# DIRECTIONS
Restate, word for word, every line of the data.

# EXERCISE MATERIALS
--

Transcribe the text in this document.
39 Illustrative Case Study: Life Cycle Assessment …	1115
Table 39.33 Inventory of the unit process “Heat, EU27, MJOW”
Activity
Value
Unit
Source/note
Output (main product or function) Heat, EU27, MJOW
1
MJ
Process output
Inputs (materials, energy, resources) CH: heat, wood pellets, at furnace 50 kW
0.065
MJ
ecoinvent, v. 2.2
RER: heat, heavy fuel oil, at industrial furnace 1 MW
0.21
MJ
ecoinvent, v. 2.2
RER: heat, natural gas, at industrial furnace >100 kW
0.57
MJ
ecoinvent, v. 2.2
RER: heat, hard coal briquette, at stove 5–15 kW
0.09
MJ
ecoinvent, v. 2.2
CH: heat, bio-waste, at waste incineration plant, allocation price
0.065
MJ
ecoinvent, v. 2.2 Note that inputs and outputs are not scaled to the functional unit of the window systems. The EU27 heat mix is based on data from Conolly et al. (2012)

--

# REPLY
Transcribe the text in this document.
39 Illustrative Case Study: Life Cycle Assessment …	1115
Table 39.33 Inventory of the unit process “Heat, EU27, MJOW”
Activity
Value
Unit
Source/note
Output (main product or function) Heat, EU27, MJOW
1
MJ
Process output
Inputs (materials, energy, resources) CH: heat, wood pellets, at furnace 50 kW
0.065
MJ
ecoinvent, v. 2.2
RER: heat, heavy fuel oil, at industrial furnace 1 MW
0.21
MJ
ecoinvent, v. 2.2
RER: heat, natural gas, at industrial furnace >100 kW
0.57
MJ
ecoinvent, v. 2.2
RER: heat, hard coal briquette, at stove 5–15 kW
0.09
MJ
ecoinvent, v. 2.2
CH: heat, bio-waste, at waste incineration plant, allocation price
0.065
MJ
ecoinvent, v. 2.2 Note that inputs and outputs are not scaled to the functional unit of the window systems. The EU27 heat mix is based on data from Conolly et al. (2012)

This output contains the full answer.